WORK INSTRUCTIONS -> Repeat every line of the material, character for character.

SUPPLIED RECORDS ->
***
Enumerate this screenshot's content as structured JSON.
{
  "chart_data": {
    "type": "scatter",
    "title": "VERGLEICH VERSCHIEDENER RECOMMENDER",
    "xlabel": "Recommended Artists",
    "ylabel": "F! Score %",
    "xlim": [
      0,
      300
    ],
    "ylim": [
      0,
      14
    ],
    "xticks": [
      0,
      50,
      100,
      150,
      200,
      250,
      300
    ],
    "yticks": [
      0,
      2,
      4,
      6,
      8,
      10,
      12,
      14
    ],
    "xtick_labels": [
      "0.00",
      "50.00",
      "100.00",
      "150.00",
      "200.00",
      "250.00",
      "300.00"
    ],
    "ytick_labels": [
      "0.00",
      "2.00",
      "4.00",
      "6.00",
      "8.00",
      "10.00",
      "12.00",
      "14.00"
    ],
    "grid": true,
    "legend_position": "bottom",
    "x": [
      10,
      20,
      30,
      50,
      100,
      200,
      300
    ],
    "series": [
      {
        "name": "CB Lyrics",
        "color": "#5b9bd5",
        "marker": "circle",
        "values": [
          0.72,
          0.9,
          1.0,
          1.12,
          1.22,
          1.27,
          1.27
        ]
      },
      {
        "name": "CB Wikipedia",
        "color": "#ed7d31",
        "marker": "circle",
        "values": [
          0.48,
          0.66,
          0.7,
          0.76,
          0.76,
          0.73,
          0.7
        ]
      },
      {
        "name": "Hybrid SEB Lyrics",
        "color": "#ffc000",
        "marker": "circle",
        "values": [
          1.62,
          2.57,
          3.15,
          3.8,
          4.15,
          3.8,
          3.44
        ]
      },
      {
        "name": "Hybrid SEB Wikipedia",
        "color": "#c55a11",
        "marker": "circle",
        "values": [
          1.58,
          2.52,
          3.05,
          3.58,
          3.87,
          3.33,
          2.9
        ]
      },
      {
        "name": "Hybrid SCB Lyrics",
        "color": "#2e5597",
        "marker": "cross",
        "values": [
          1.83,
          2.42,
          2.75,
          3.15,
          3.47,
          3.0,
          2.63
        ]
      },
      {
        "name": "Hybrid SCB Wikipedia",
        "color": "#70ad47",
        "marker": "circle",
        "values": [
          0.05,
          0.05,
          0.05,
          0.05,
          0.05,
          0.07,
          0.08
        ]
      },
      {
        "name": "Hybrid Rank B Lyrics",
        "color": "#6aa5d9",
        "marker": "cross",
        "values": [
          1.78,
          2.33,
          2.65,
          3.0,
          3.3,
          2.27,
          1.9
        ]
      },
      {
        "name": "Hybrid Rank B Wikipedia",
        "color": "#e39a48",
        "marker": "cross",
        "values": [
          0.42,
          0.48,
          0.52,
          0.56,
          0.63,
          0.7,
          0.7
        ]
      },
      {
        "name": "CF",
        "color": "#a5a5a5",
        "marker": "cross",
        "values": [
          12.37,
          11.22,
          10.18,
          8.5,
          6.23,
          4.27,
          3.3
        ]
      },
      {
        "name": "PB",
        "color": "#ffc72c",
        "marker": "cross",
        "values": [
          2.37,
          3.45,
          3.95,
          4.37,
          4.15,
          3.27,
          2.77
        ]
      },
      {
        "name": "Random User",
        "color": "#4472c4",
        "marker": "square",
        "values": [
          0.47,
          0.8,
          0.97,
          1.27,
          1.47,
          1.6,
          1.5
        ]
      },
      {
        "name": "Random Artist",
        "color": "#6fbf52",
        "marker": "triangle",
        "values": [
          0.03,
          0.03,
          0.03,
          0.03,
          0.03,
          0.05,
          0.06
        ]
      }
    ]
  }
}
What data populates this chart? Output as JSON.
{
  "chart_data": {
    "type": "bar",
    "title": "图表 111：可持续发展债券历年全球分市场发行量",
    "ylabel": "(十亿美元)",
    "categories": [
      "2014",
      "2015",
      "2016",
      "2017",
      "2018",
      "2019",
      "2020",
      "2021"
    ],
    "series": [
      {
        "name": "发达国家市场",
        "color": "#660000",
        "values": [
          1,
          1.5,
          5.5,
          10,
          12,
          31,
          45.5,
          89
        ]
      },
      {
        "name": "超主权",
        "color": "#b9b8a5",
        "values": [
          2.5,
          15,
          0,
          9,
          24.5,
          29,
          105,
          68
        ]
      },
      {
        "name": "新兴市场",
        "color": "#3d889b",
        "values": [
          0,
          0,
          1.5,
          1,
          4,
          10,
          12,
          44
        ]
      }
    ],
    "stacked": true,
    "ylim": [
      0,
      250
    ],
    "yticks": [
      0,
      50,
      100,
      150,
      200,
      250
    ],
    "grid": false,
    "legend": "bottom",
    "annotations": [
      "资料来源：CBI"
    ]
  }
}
***
RESULT OF THE TASK ->
Enumerate this screenshot's content as structured JSON.
{
  "chart_data": {
    "type": "scatter",
    "title": "VERGLEICH VERSCHIEDENER RECOMMENDER",
    "xlabel": "Recommended Artists",
    "ylabel": "F! Score %",
    "xlim": [
      0,
      300
    ],
    "ylim": [
      0,
      14
    ],
    "xticks": [
      0,
      50,
      100,
      150,
      200,
      250,
      300
    ],
    "yticks": [
      0,
      2,
      4,
      6,
      8,
      10,
      12,
      14
    ],
    "xtick_labels": [
      "0.00",
      "50.00",
      "100.00",
      "150.00",
      "200.00",
      "250.00",
      "300.00"
    ],
    "ytick_labels": [
      "0.00",
      "2.00",
      "4.00",
      "6.00",
      "8.00",
      "10.00",
      "12.00",
      "14.00"
    ],
    "grid": true,
    "legend_position": "bottom",
    "x": [
      10,
      20,
      30,
      50,
      100,
      200,
      300
    ],
    "series": [
      {
        "name": "CB Lyrics",
        "color": "#5b9bd5",
        "marker": "circle",
        "values": [
          0.72,
          0.9,
          1.0,
          1.12,
          1.22,
          1.27,
          1.27
        ]
      },
      {
        "name": "CB Wikipedia",
        "color": "#ed7d31",
        "marker": "circle",
        "values": [
          0.48,
          0.66,
          0.7,
          0.76,
          0.76,
          0.73,
          0.7
        ]
      },
      {
        "name": "Hybrid SEB Lyrics",
        "color": "#ffc000",
        "marker": "circle",
        "values": [
          1.62,
          2.57,
          3.15,
          3.8,
          4.15,
          3.8,
          3.44
        ]
      },
      {
        "name": "Hybrid SEB Wikipedia",
        "color": "#c55a11",
        "marker": "circle",
        "values": [
          1.58,
          2.52,
          3.05,
          3.58,
          3.87,
          3.33,
          2.9
        ]
      },
      {
        "name": "Hybrid SCB Lyrics",
        "color": "#2e5597",
        "marker": "cross",
        "values": [
          1.83,
          2.42,
          2.75,
          3.15,
          3.47,
          3.0,
          2.63
        ]
      },
      {
        "name": "Hybrid SCB Wikipedia",
        "color": "#70ad47",
        "marker": "circle",
        "values": [
          0.05,
          0.05,
          0.05,
          0.05,
          0.05,
          0.07,
          0.08
        ]
      },
      {
        "name": "Hybrid Rank B Lyrics",
        "color": "#6aa5d9",
        "marker": "cross",
        "values": [
          1.78,
          2.33,
          2.65,
          3.0,
          3.3,
          2.27,
          1.9
        ]
      },
      {
        "name": "Hybrid Rank B Wikipedia",
        "color": "#e39a48",
        "marker": "cross",
        "values": [
          0.42,
          0.48,
          0.52,
          0.56,
          0.63,
          0.7,
          0.7
        ]
      },
      {
        "name": "CF",
        "color": "#a5a5a5",
        "marker": "cross",
        "values": [
          12.37,
          11.22,
          10.18,
          8.5,
          6.23,
          4.27,
          3.3
        ]
      },
      {
        "name": "PB",
        "color": "#ffc72c",
        "marker": "cross",
        "values": [
          2.37,
          3.45,
          3.95,
          4.37,
          4.15,
          3.27,
          2.77
        ]
      },
      {
        "name": "Random User",
        "color": "#4472c4",
        "marker": "square",
        "values": [
          0.47,
          0.8,
          0.97,
          1.27,
          1.47,
          1.6,
          1.5
        ]
      },
      {
        "name": "Random Artist",
        "color": "#6fbf52",
        "marker": "triangle",
        "values": [
          0.03,
          0.03,
          0.03,
          0.03,
          0.03,
          0.05,
          0.06
        ]
      }
    ]
  }
}
What data populates this chart? Output as JSON.
{
  "chart_data": {
    "type": "bar",
    "title": "图表 111：可持续发展债券历年全球分市场发行量",
    "ylabel": "(十亿美元)",
    "categories": [
      "2014",
      "2015",
      "2016",
      "2017",
      "2018",
      "2019",
      "2020",
      "2021"
    ],
    "series": [
      {
        "name": "发达国家市场",
        "color": "#660000",
        "values": [
          1,
          1.5,
          5.5,
          10,
          12,
          31,
          45.5,
          89
        ]
      },
      {
        "name": "超主权",
        "color": "#b9b8a5",
        "values": [
          2.5,
          15,
          0,
          9,
          24.5,
          29,
          105,
          68
        ]
      },
      {
        "name": "新兴市场",
        "color": "#3d889b",
        "values": [
          0,
          0,
          1.5,
          1,
          4,
          10,
          12,
          44
        ]
      }
    ],
    "stacked": true,
    "ylim": [
      0,
      250
    ],
    "yticks": [
      0,
      50,
      100,
      150,
      200,
      250
    ],
    "grid": false,
    "legend": "bottom",
    "annotations": [
      "资料来源：CBI"
    ]
  }
}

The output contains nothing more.